# START OF Data to process

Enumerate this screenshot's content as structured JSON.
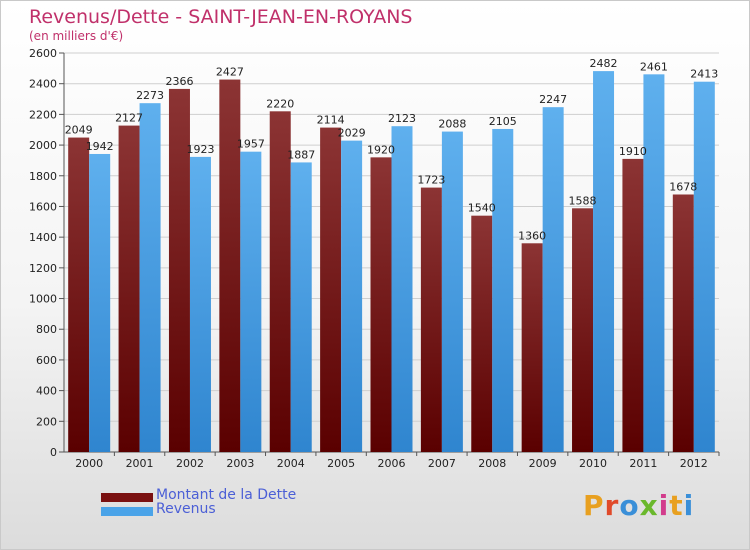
{
  "title": "Revenus/Dette - SAINT-JEAN-EN-ROYANS",
  "subtitle": "(en milliers d'€)",
  "legend": [
    {
      "label": "Montant de la Dette",
      "color": "#7a1010"
    },
    {
      "label": "Revenus",
      "color": "#4aa3e8"
    }
  ],
  "logo": {
    "text": "Proxiti",
    "colors": [
      "#e8a020",
      "#e04a2a",
      "#3a8fd8",
      "#6ab82c",
      "#d23c8c",
      "#e8a020",
      "#3a8fd8"
    ]
  },
  "chart_data": {
    "type": "bar",
    "title": "Revenus/Dette - SAINT-JEAN-EN-ROYANS",
    "ylabel": "(en milliers d'€)",
    "xlabel": "",
    "categories": [
      "2000",
      "2001",
      "2002",
      "2003",
      "2004",
      "2005",
      "2006",
      "2007",
      "2008",
      "2009",
      "2010",
      "2011",
      "2012"
    ],
    "series": [
      {
        "name": "Montant de la Dette",
        "color": "#7a1010",
        "values": [
          2049,
          2127,
          2366,
          2427,
          2220,
          2114,
          1920,
          1723,
          1540,
          1360,
          1588,
          1910,
          1678
        ]
      },
      {
        "name": "Revenus",
        "color": "#4aa3e8",
        "values": [
          1942,
          2273,
          1923,
          1957,
          1887,
          2029,
          2123,
          2088,
          2105,
          2247,
          2482,
          2461,
          2413
        ]
      }
    ],
    "ylim": [
      0,
      2600
    ],
    "yticks": [
      0,
      200,
      400,
      600,
      800,
      1000,
      1200,
      1400,
      1600,
      1800,
      2000,
      2200,
      2400,
      2600
    ],
    "grid": true,
    "legend_position": "bottom-left"
  }
}
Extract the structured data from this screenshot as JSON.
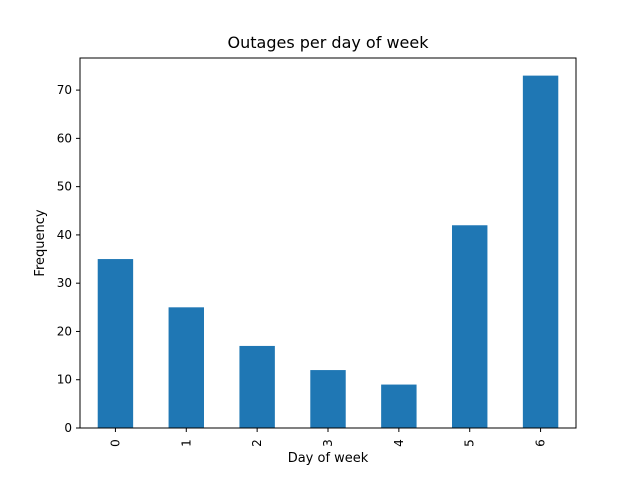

# END OF Data to process

Return all lines with the word "Montant" in them.

      "label": "Montant de la Dette",
        "name": "Montant de la Dette",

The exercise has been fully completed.